▶ _WHAT TO DO_
Reproduce every line of the records word for word, leaving out the pictures.
----- SUPPLIED MATERIAL
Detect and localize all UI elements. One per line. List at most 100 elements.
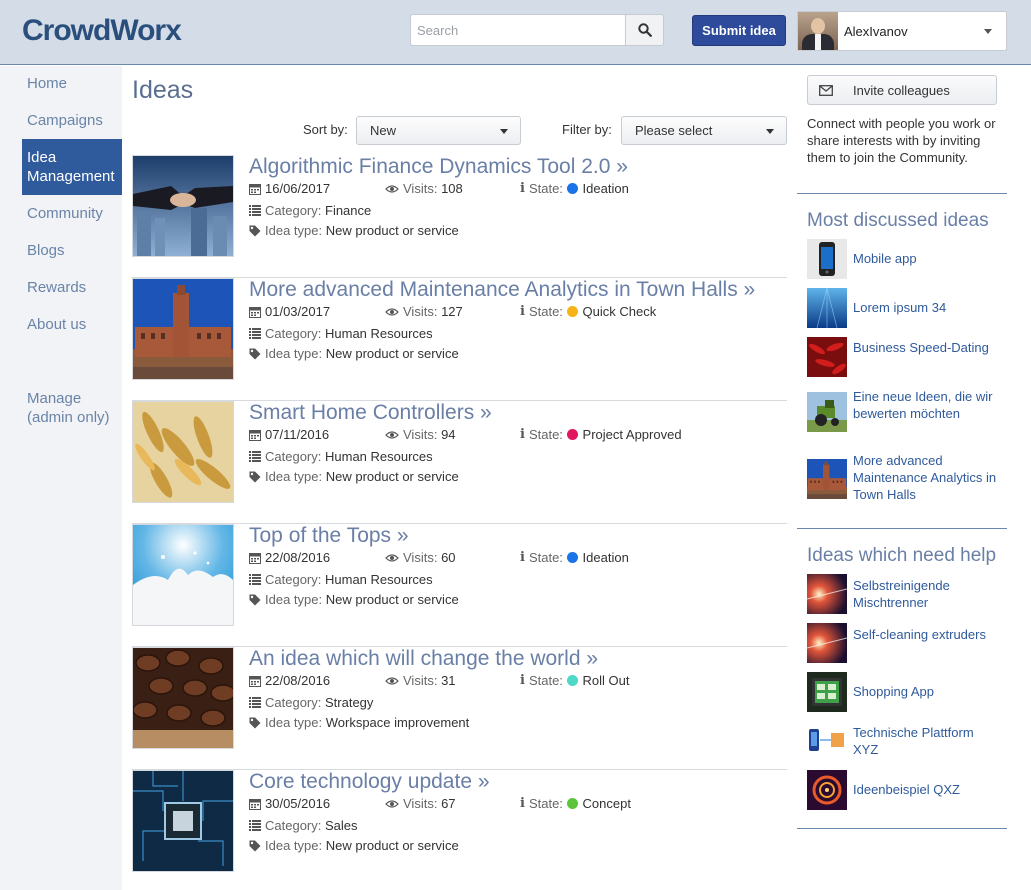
side-idea-thumbnail[interactable]: [807, 459, 847, 499]
visits-label: Visits:: [403, 673, 438, 688]
nav-item-blogs[interactable]: Blogs: [22, 241, 122, 260]
type-value: New product or service: [325, 223, 459, 238]
tag-icon: [249, 225, 261, 236]
side-idea-item[interactable]: Business Speed-Dating: [807, 337, 1002, 377]
state-dot: [566, 429, 578, 440]
side-idea-item[interactable]: More advanced Maintenance Analytics in T…: [807, 453, 1002, 502]
category-value: Finance: [325, 203, 372, 218]
idea-type: Idea type: New product or service: [249, 838, 459, 853]
need-help-heading: Ideas which need help: [807, 545, 997, 566]
idea-state: i State: Ideation: [520, 550, 629, 565]
idea-date-value: 22/08/2016: [265, 673, 331, 688]
nav-item-campaigns[interactable]: Campaigns: [22, 111, 122, 130]
side-idea-link[interactable]: Lorem ipsum 34: [853, 299, 998, 316]
state-dot: [566, 552, 578, 563]
side-idea-link[interactable]: More advanced Maintenance Analytics in T…: [853, 452, 998, 503]
side-idea-thumbnail[interactable]: [807, 770, 847, 810]
list-icon: [249, 574, 261, 585]
side-idea-item[interactable]: Mobile app: [807, 239, 1002, 279]
category-label: Category:: [265, 818, 322, 833]
side-idea-thumbnail[interactable]: [807, 288, 847, 328]
side-idea-link[interactable]: Technische Plattform XYZ: [853, 724, 998, 758]
invite-colleagues-button[interactable]: Invite colleagues: [807, 75, 997, 105]
filter-label: Filter by:: [562, 122, 612, 137]
info-icon: i: [520, 673, 525, 688]
side-idea-item[interactable]: Eine neue Ideen, die wir bewerten möchte…: [807, 388, 1002, 432]
divider: [797, 828, 1007, 829]
side-idea-link[interactable]: Shopping App: [853, 683, 998, 700]
side-idea-link[interactable]: Business Speed-Dating: [853, 339, 998, 356]
idea-thumbnail[interactable]: [132, 770, 234, 872]
side-idea-thumbnail[interactable]: [807, 574, 847, 614]
side-idea-link[interactable]: Self-cleaning extruders: [853, 626, 998, 643]
side-idea-thumbnail[interactable]: [807, 623, 847, 663]
chevron-down-icon: [766, 129, 774, 134]
state-value: Ideation: [582, 550, 629, 565]
idea-type: Idea type: Workspace improvement: [249, 715, 469, 730]
idea-title-link[interactable]: Core technology update »: [249, 770, 490, 794]
side-idea-thumbnail[interactable]: [807, 672, 847, 712]
avatar: [798, 12, 838, 50]
idea-title-link[interactable]: Smart Home Controllers »: [249, 401, 492, 425]
submit-idea-button[interactable]: Submit idea: [692, 15, 786, 46]
idea-title-link[interactable]: Top of the Tops »: [249, 524, 409, 548]
type-value: Workspace improvement: [325, 715, 470, 730]
side-idea-item[interactable]: Selbstreinigende Mischtrenner: [807, 574, 1002, 614]
idea-title-link[interactable]: More advanced Maintenance Analytics in T…: [249, 278, 755, 302]
idea-title-link[interactable]: An idea which will change the world »: [249, 647, 598, 671]
sort-select[interactable]: New: [356, 116, 521, 145]
idea-category: Category: Human Resources: [249, 449, 433, 464]
side-idea-thumbnail[interactable]: [807, 721, 847, 761]
user-menu[interactable]: AlexIvanov: [797, 11, 1007, 51]
side-idea-link[interactable]: Selbstreinigende Mischtrenner: [853, 577, 998, 611]
search-button[interactable]: [625, 14, 664, 46]
divider: [797, 193, 1007, 194]
sort-value: New: [370, 123, 397, 138]
idea-thumbnail[interactable]: [132, 155, 234, 257]
side-idea-link[interactable]: Mobile app: [853, 250, 998, 267]
idea-thumbnail[interactable]: [132, 401, 234, 503]
side-idea-item[interactable]: Self-cleaning extruders: [807, 623, 1002, 663]
search-input[interactable]: [410, 14, 625, 46]
category-value: Human Resources: [325, 449, 433, 464]
idea-visits: Visits: 67: [385, 796, 456, 811]
type-label: Idea type:: [265, 592, 323, 607]
envelope-icon: [819, 84, 833, 96]
side-idea-item[interactable]: Lorem ipsum 34: [807, 288, 1002, 328]
side-idea-link[interactable]: Ideenbeispiel QXZ: [853, 781, 998, 798]
side-idea-item[interactable]: Technische Plattform XYZ: [807, 721, 1002, 761]
idea-date-value: 01/03/2017: [265, 304, 331, 319]
state-label: State:: [528, 673, 563, 688]
side-idea-thumbnail[interactable]: [807, 337, 847, 377]
idea-thumbnail[interactable]: [132, 647, 234, 749]
nav-item-home[interactable]: Home: [22, 74, 122, 93]
crowdworx-logo[interactable]: CrowdWorx: [22, 14, 182, 48]
type-label: Idea type:: [265, 469, 323, 484]
idea-state: i State: Roll Out: [520, 673, 630, 688]
category-label: Category:: [265, 572, 322, 587]
tag-icon: [249, 348, 261, 359]
eye-icon: [385, 184, 399, 193]
state-value: Quick Check: [582, 304, 657, 319]
nav-item-idea-management[interactable]: Idea Management: [22, 139, 122, 195]
eye-icon: [385, 676, 399, 685]
category-value: Strategy: [325, 695, 374, 710]
filter-select[interactable]: Please select: [621, 116, 787, 145]
nav-item-rewards[interactable]: Rewards: [22, 278, 122, 297]
idea-title-link[interactable]: Algorithmic Finance Dynamics Tool 2.0 »: [249, 155, 628, 179]
side-idea-item[interactable]: Shopping App: [807, 672, 1002, 712]
nav-item-community[interactable]: Community: [22, 204, 122, 223]
side-idea-thumbnail[interactable]: [807, 239, 847, 279]
side-idea-link[interactable]: Eine neue Ideen, die wir bewerten möchte…: [853, 388, 998, 422]
eye-icon: [385, 799, 399, 808]
side-idea-thumbnail[interactable]: [807, 392, 847, 432]
idea-thumbnail[interactable]: [132, 524, 234, 626]
nav-item-manage[interactable]: Manage (admin only): [22, 389, 122, 427]
visits-label: Visits:: [403, 550, 438, 565]
idea-visits: Visits: 60: [385, 550, 456, 565]
nav-item-about-us[interactable]: About us: [22, 315, 122, 334]
list-icon: [249, 451, 261, 462]
side-idea-item[interactable]: Ideenbeispiel QXZ: [807, 770, 1002, 810]
idea-thumbnail[interactable]: [132, 278, 234, 380]
user-name: AlexIvanov: [844, 23, 908, 39]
----------
▶ _EXERCISE OUTPUT_
Detect and localize all UI elements. One per line. List at most 100 elements.
side-idea-thumbnail[interactable]: [807, 459, 847, 499]
visits-label: Visits:: [403, 673, 438, 688]
nav-item-blogs[interactable]: Blogs: [22, 241, 122, 260]
type-value: New product or service: [325, 223, 459, 238]
tag-icon: [249, 225, 261, 236]
side-idea-item[interactable]: Business Speed-Dating: [807, 337, 1002, 377]
state-dot: [566, 429, 578, 440]
side-idea-item[interactable]: More advanced Maintenance Analytics in T…: [807, 453, 1002, 502]
category-value: Finance: [325, 203, 372, 218]
idea-type: Idea type: New product or service: [249, 838, 459, 853]
need-help-heading: Ideas which need help: [807, 545, 997, 566]
idea-state: i State: Ideation: [520, 550, 629, 565]
idea-date-value: 22/08/2016: [265, 673, 331, 688]
nav-item-campaigns[interactable]: Campaigns: [22, 111, 122, 130]
side-idea-link[interactable]: Lorem ipsum 34: [853, 299, 998, 316]
state-dot: [566, 552, 578, 563]
side-idea-link[interactable]: More advanced Maintenance Analytics in T…: [853, 452, 998, 503]
side-idea-thumbnail[interactable]: [807, 770, 847, 810]
list-icon: [249, 574, 261, 585]
side-idea-item[interactable]: Mobile app: [807, 239, 1002, 279]
category-label: Category:: [265, 818, 322, 833]
side-idea-thumbnail[interactable]: [807, 288, 847, 328]
side-idea-link[interactable]: Technische Plattform XYZ: [853, 724, 998, 758]
invite-colleagues-button[interactable]: Invite colleagues: [807, 75, 997, 105]
filter-label: Filter by:: [562, 122, 612, 137]
info-icon: i: [520, 673, 525, 688]
side-idea-item[interactable]: Eine neue Ideen, die wir bewerten möchte…: [807, 388, 1002, 432]
divider: [797, 828, 1007, 829]
side-idea-link[interactable]: Shopping App: [853, 683, 998, 700]
side-idea-link[interactable]: Business Speed-Dating: [853, 339, 998, 356]
idea-thumbnail[interactable]: [132, 770, 234, 872]
side-idea-thumbnail[interactable]: [807, 574, 847, 614]
side-idea-link[interactable]: Self-cleaning extruders: [853, 626, 998, 643]
side-idea-thumbnail[interactable]: [807, 623, 847, 663]
chevron-down-icon: [766, 129, 774, 134]
state-value: Ideation: [582, 550, 629, 565]
idea-type: Idea type: Workspace improvement: [249, 715, 469, 730]
idea-title-link[interactable]: Core technology update »: [249, 770, 490, 794]
side-idea-thumbnail[interactable]: [807, 672, 847, 712]
avatar: [798, 12, 838, 50]
idea-title-link[interactable]: Smart Home Controllers »: [249, 401, 492, 425]
submit-idea-button[interactable]: Submit idea: [692, 15, 786, 46]
idea-title-link[interactable]: Top of the Tops »: [249, 524, 409, 548]
type-value: Workspace improvement: [325, 715, 470, 730]
side-idea-item[interactable]: Selbstreinigende Mischtrenner: [807, 574, 1002, 614]
idea-title-link[interactable]: More advanced Maintenance Analytics in T…: [249, 278, 755, 302]
idea-title-link[interactable]: An idea which will change the world »: [249, 647, 598, 671]
sort-select[interactable]: New: [356, 116, 521, 145]
idea-category: Category: Human Resources: [249, 449, 433, 464]
side-idea-thumbnail[interactable]: [807, 721, 847, 761]
user-menu[interactable]: AlexIvanov: [797, 11, 1007, 51]
side-idea-link[interactable]: Selbstreinigende Mischtrenner: [853, 577, 998, 611]
search-button[interactable]: [625, 14, 664, 46]
divider: [797, 193, 1007, 194]
sort-value: New: [370, 123, 397, 138]
idea-thumbnail[interactable]: [132, 155, 234, 257]
side-idea-link[interactable]: Mobile app: [853, 250, 998, 267]
idea-thumbnail[interactable]: [132, 401, 234, 503]
side-idea-item[interactable]: Self-cleaning extruders: [807, 623, 1002, 663]
search-input[interactable]: [410, 14, 625, 46]
category-value: Human Resources: [325, 449, 433, 464]
idea-visits: Visits: 67: [385, 796, 456, 811]
type-label: Idea type:: [265, 592, 323, 607]
envelope-icon: [819, 84, 833, 96]
side-idea-item[interactable]: Lorem ipsum 34: [807, 288, 1002, 328]
side-idea-link[interactable]: Ideenbeispiel QXZ: [853, 781, 998, 798]
side-idea-item[interactable]: Technische Plattform XYZ: [807, 721, 1002, 761]
idea-date-value: 01/03/2017: [265, 304, 331, 319]
state-label: State:: [528, 673, 563, 688]
side-idea-thumbnail[interactable]: [807, 337, 847, 377]
idea-thumbnail[interactable]: [132, 647, 234, 749]
nav-item-home[interactable]: Home: [22, 74, 122, 93]
crowdworx-logo[interactable]: CrowdWorx: [22, 14, 182, 48]
type-label: Idea type:: [265, 469, 323, 484]
idea-state: i State: Roll Out: [520, 673, 630, 688]
category-label: Category:: [265, 572, 322, 587]
tag-icon: [249, 348, 261, 359]
eye-icon: [385, 184, 399, 193]
state-value: Quick Check: [582, 304, 657, 319]
nav-item-idea-management[interactable]: Idea Management: [22, 139, 122, 195]
eye-icon: [385, 676, 399, 685]
category-value: Strategy: [325, 695, 374, 710]
filter-select[interactable]: Please select: [621, 116, 787, 145]
nav-item-rewards[interactable]: Rewards: [22, 278, 122, 297]
idea-title-link[interactable]: Algorithmic Finance Dynamics Tool 2.0 »: [249, 155, 628, 179]
side-idea-item[interactable]: Shopping App: [807, 672, 1002, 712]
nav-item-community[interactable]: Community: [22, 204, 122, 223]
side-idea-thumbnail[interactable]: [807, 239, 847, 279]
side-idea-link[interactable]: Eine neue Ideen, die wir bewerten möchte…: [853, 388, 998, 422]
eye-icon: [385, 799, 399, 808]
side-idea-thumbnail[interactable]: [807, 392, 847, 432]
idea-thumbnail[interactable]: [132, 524, 234, 626]
nav-item-manage[interactable]: Manage (admin only): [22, 389, 122, 427]
visits-label: Visits:: [403, 550, 438, 565]
idea-visits: Visits: 60: [385, 550, 456, 565]
nav-item-about-us[interactable]: About us: [22, 315, 122, 334]
list-icon: [249, 451, 261, 462]
side-idea-item[interactable]: Ideenbeispiel QXZ: [807, 770, 1002, 810]
idea-thumbnail[interactable]: [132, 278, 234, 380]
user-name: AlexIvanov: [844, 23, 908, 39]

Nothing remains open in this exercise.